◆ The problem
Write out the listing below again, precisely as it is given.

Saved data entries
====================
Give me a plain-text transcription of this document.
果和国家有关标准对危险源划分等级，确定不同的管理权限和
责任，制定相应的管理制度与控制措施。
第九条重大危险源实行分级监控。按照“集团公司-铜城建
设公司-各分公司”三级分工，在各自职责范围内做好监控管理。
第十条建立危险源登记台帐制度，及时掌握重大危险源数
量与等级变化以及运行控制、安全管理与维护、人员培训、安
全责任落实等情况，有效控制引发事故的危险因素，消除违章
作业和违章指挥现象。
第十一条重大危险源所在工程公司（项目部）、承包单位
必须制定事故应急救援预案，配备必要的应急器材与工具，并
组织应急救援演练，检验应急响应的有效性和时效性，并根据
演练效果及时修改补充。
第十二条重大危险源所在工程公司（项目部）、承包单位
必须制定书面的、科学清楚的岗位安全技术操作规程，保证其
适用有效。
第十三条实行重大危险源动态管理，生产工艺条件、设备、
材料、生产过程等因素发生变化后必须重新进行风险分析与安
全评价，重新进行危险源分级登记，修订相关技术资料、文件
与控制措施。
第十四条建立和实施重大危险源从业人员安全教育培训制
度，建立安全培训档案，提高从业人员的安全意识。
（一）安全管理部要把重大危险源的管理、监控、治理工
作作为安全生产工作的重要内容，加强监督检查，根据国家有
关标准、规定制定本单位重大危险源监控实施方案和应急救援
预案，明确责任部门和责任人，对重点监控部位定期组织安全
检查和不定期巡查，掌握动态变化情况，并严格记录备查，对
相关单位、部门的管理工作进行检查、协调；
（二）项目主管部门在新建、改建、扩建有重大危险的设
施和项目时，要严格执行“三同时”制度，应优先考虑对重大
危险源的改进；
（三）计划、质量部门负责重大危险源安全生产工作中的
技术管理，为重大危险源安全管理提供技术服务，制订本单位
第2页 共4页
====================
◆ Result for this task
Give me a plain-text transcription of this document.
果和国家有关标准对危险源划分等级，确定不同的管理权限和
责任，制定相应的管理制度与控制措施。
第九条重大危险源实行分级监控。按照“集团公司-铜城建
设公司-各分公司”三级分工，在各自职责范围内做好监控管理。
第十条建立危险源登记台帐制度，及时掌握重大危险源数
量与等级变化以及运行控制、安全管理与维护、人员培训、安
全责任落实等情况，有效控制引发事故的危险因素，消除违章
作业和违章指挥现象。
第十一条重大危险源所在工程公司（项目部）、承包单位
必须制定事故应急救援预案，配备必要的应急器材与工具，并
组织应急救援演练，检验应急响应的有效性和时效性，并根据
演练效果及时修改补充。
第十二条重大危险源所在工程公司（项目部）、承包单位
必须制定书面的、科学清楚的岗位安全技术操作规程，保证其
适用有效。
第十三条实行重大危险源动态管理，生产工艺条件、设备、
材料、生产过程等因素发生变化后必须重新进行风险分析与安
全评价，重新进行危险源分级登记，修订相关技术资料、文件
与控制措施。
第十四条建立和实施重大危险源从业人员安全教育培训制
度，建立安全培训档案，提高从业人员的安全意识。
（一）安全管理部要把重大危险源的管理、监控、治理工
作作为安全生产工作的重要内容，加强监督检查，根据国家有
关标准、规定制定本单位重大危险源监控实施方案和应急救援
预案，明确责任部门和责任人，对重点监控部位定期组织安全
检查和不定期巡查，掌握动态变化情况，并严格记录备查，对
相关单位、部门的管理工作进行检查、协调；
（二）项目主管部门在新建、改建、扩建有重大危险的设
施和项目时，要严格执行“三同时”制度，应优先考虑对重大
危险源的改进；
（三）计划、质量部门负责重大危险源安全生产工作中的
技术管理，为重大危险源安全管理提供技术服务，制订本单位
第2页 共4页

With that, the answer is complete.